EXERCISE DESCRIPTION ▸ Count how many lines in the material below hold the word "JSON"; the reply is that number alone.

----------------------------------------

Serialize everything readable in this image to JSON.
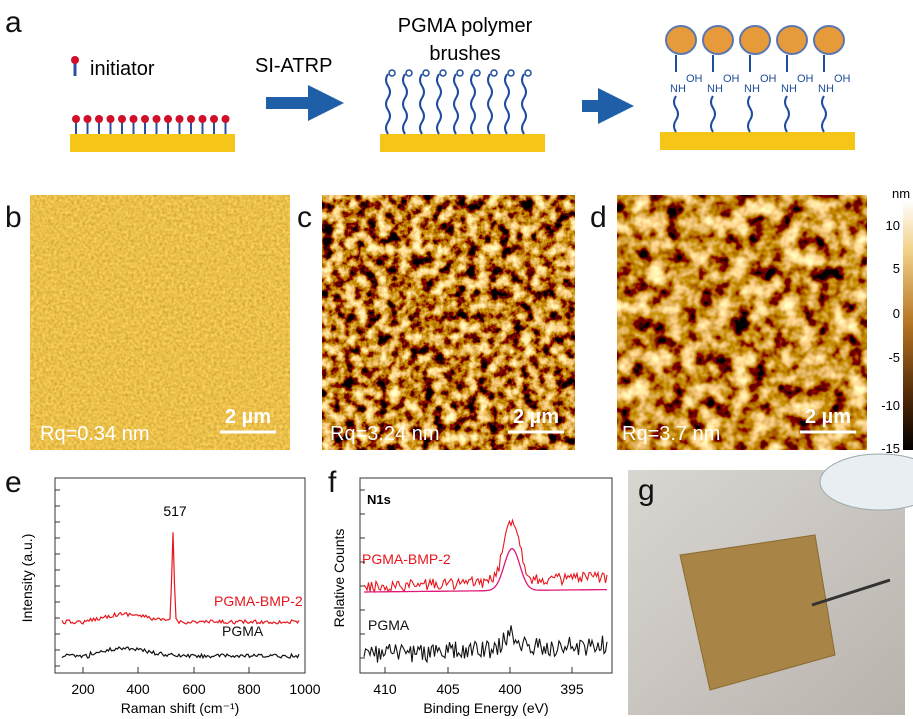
{
  "panels": {
    "a": {
      "label": "a",
      "initiator": "initiator",
      "step": "SI-ATRP",
      "brush_title_1": "PGMA polymer",
      "brush_title_2": "brushes",
      "nh": "NH",
      "oh": "OH"
    },
    "b": {
      "label": "b",
      "rq": "Rq=0.34 nm",
      "scale": "2 µm"
    },
    "c": {
      "label": "c",
      "rq": "Rq=3.24 nm",
      "scale": "2 µm"
    },
    "d": {
      "label": "d",
      "rq": "Rq=3.7 nm",
      "scale": "2 µm"
    },
    "colorbar": {
      "unit": "nm",
      "ticks": [
        "10",
        "5",
        "0",
        "-5",
        "-10",
        "-15"
      ]
    },
    "e": {
      "label": "e",
      "xlabel": "Raman shift (cm⁻¹)",
      "ylabel": "Intensity (a.u.)",
      "peak": "517",
      "series_1": "PGMA-BMP-2",
      "series_2": "PGMA",
      "xticks": [
        "200",
        "400",
        "600",
        "800",
        "1000"
      ]
    },
    "f": {
      "label": "f",
      "title": "N1s",
      "xlabel": "Binding Energy (eV)",
      "ylabel": "Relative Counts",
      "series_1": "PGMA-BMP-2",
      "series_2": "PGMA",
      "xticks": [
        "410",
        "405",
        "400",
        "395"
      ]
    },
    "g": {
      "label": "g"
    }
  }
}
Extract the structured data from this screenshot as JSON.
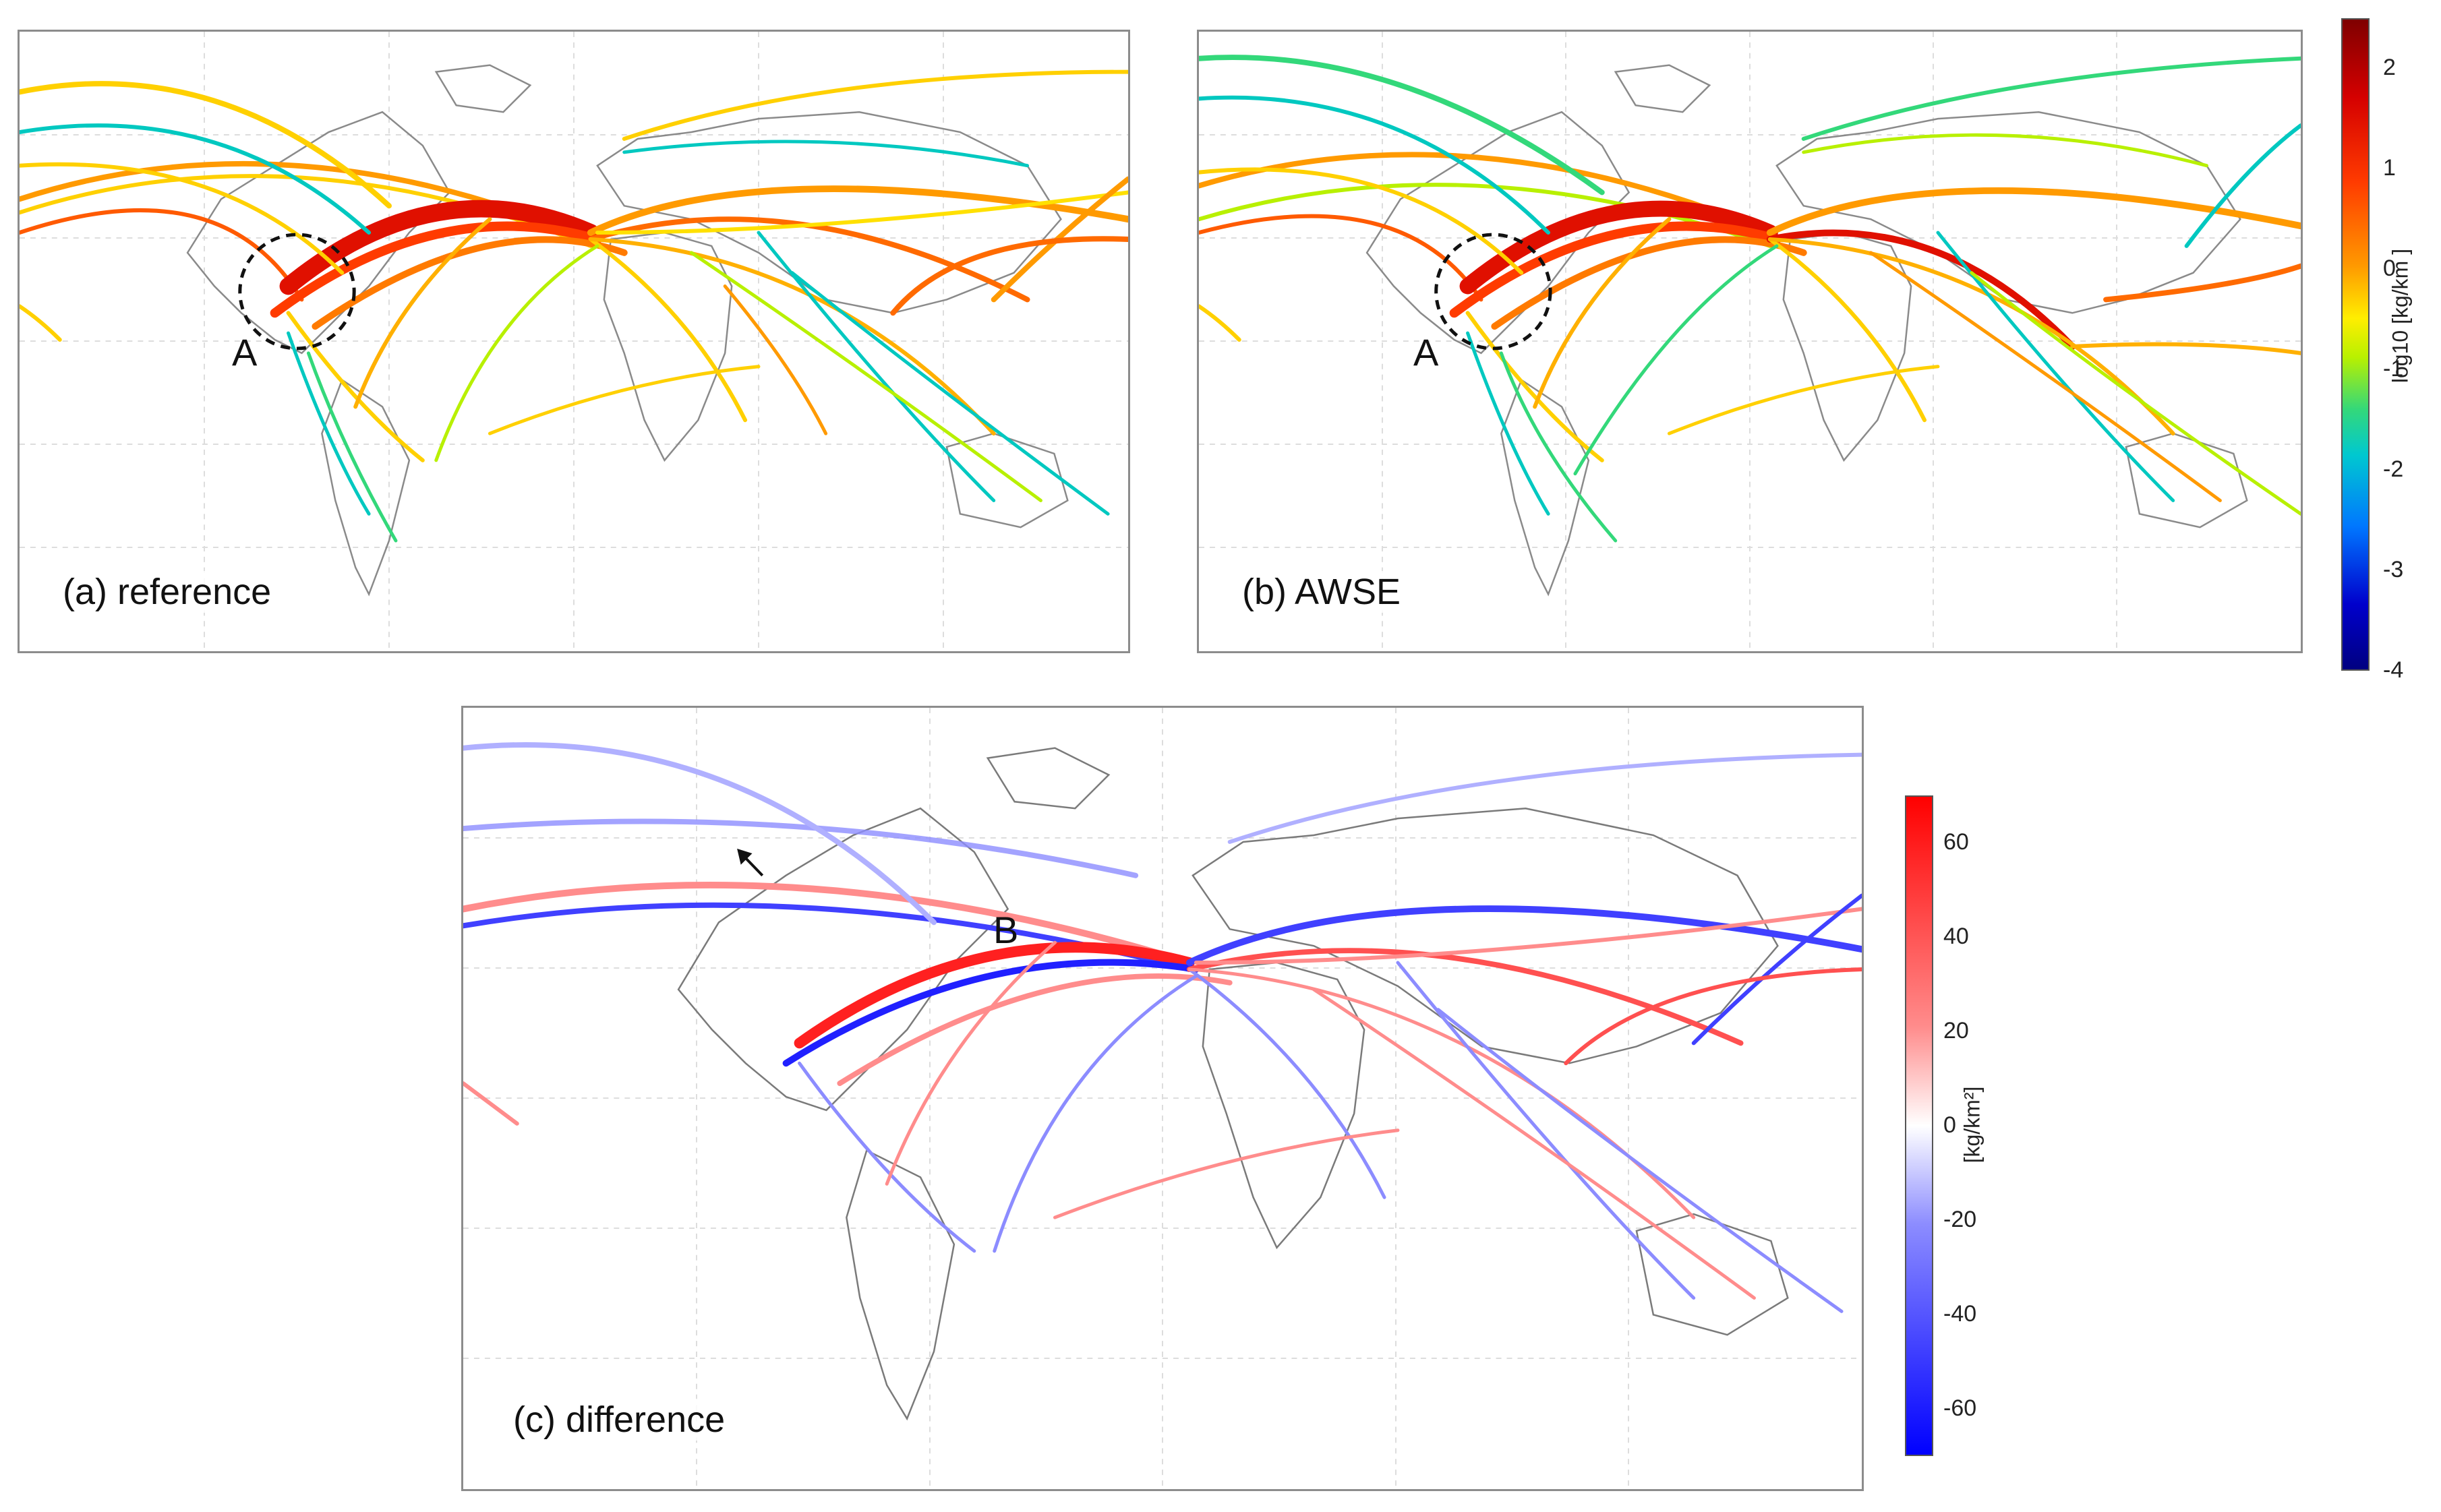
{
  "panels": {
    "a": {
      "label": "(a) reference",
      "marker": "A"
    },
    "b": {
      "label": "(b) AWSE",
      "marker": "A"
    },
    "c": {
      "label": "(c) difference",
      "marker": "B"
    }
  },
  "colorbar_top": {
    "title": "log10 [kg/km ]",
    "ticks": [
      "2",
      "1",
      "0",
      "-1",
      "-2",
      "-3",
      "-4"
    ],
    "range": [
      -4,
      2.5
    ],
    "colormap": "jet"
  },
  "colorbar_bottom": {
    "title": "[kg/km²]",
    "ticks": [
      "60",
      "40",
      "20",
      "0",
      "-20",
      "-40",
      "-60"
    ],
    "range": [
      -70,
      70
    ],
    "colormap": "blue-white-red"
  },
  "colors": {
    "frame": "#8c8c8c",
    "coastline": "#7a7a7a",
    "grid": "#d9d9d9",
    "high": "#e01000",
    "mid": "#ffb000",
    "low": "#00c8c0",
    "diff_pos": "#ff2020",
    "diff_neg": "#2020ff"
  }
}
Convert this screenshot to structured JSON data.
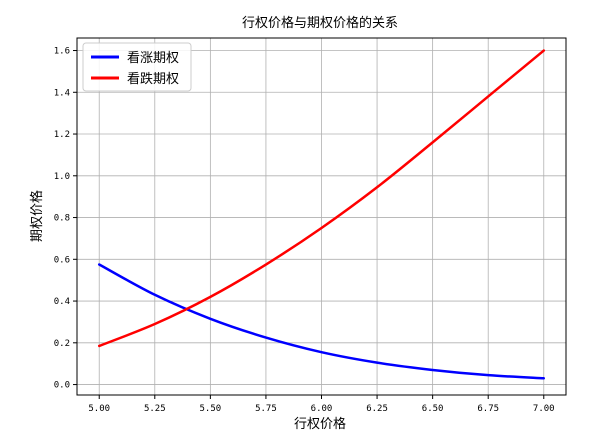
{
  "chart_data": {
    "type": "line",
    "title": "行权价格与期权价格的关系",
    "xlabel": "行权价格",
    "ylabel": "期权价格",
    "xlim": [
      4.9,
      7.1
    ],
    "ylim": [
      -0.05,
      1.66
    ],
    "grid": true,
    "legend_position": "top-left",
    "xticks": [
      5.0,
      5.25,
      5.5,
      5.75,
      6.0,
      6.25,
      6.5,
      6.75,
      7.0
    ],
    "xtick_labels": [
      "5.00",
      "5.25",
      "5.50",
      "5.75",
      "6.00",
      "6.25",
      "6.50",
      "6.75",
      "7.00"
    ],
    "yticks": [
      0.0,
      0.2,
      0.4,
      0.6,
      0.8,
      1.0,
      1.2,
      1.4,
      1.6
    ],
    "ytick_labels": [
      "0.0",
      "0.2",
      "0.4",
      "0.6",
      "0.8",
      "1.0",
      "1.2",
      "1.4",
      "1.6"
    ],
    "x": [
      5.0,
      5.25,
      5.5,
      5.75,
      6.0,
      6.25,
      6.5,
      6.75,
      7.0
    ],
    "series": [
      {
        "name": "看涨期权",
        "color": "#0000ff",
        "values": [
          0.575,
          0.43,
          0.315,
          0.225,
          0.155,
          0.105,
          0.07,
          0.045,
          0.03
        ]
      },
      {
        "name": "看跌期权",
        "color": "#ff0000",
        "values": [
          0.185,
          0.29,
          0.42,
          0.575,
          0.75,
          0.945,
          1.16,
          1.38,
          1.6
        ]
      }
    ]
  }
}
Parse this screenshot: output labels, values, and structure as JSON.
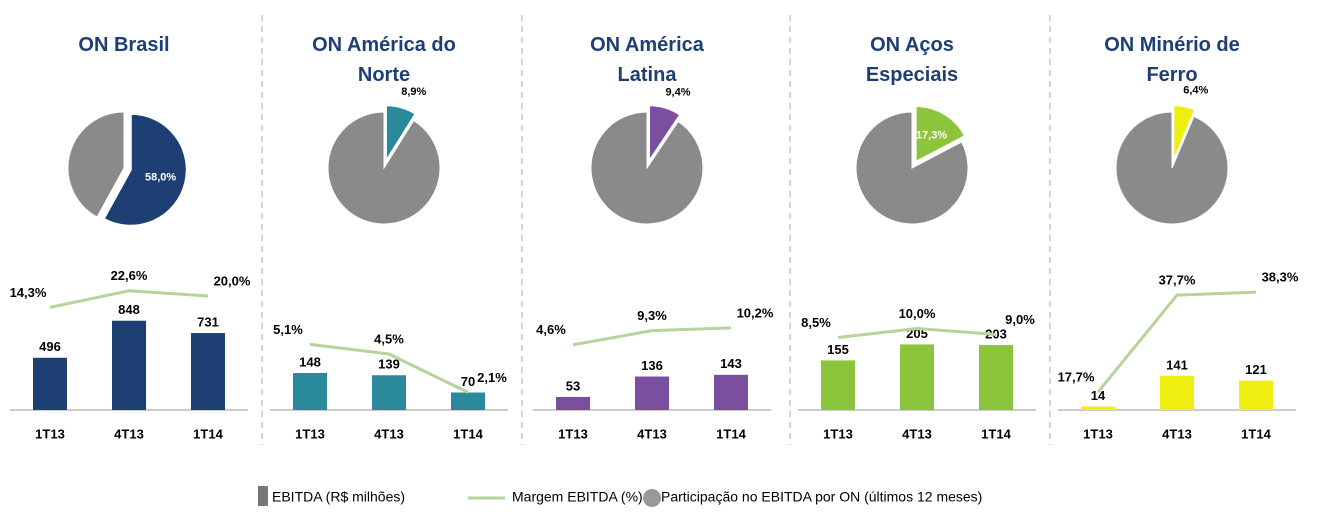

----------------------------------------

WRITTEN SOLUTION ▸ 4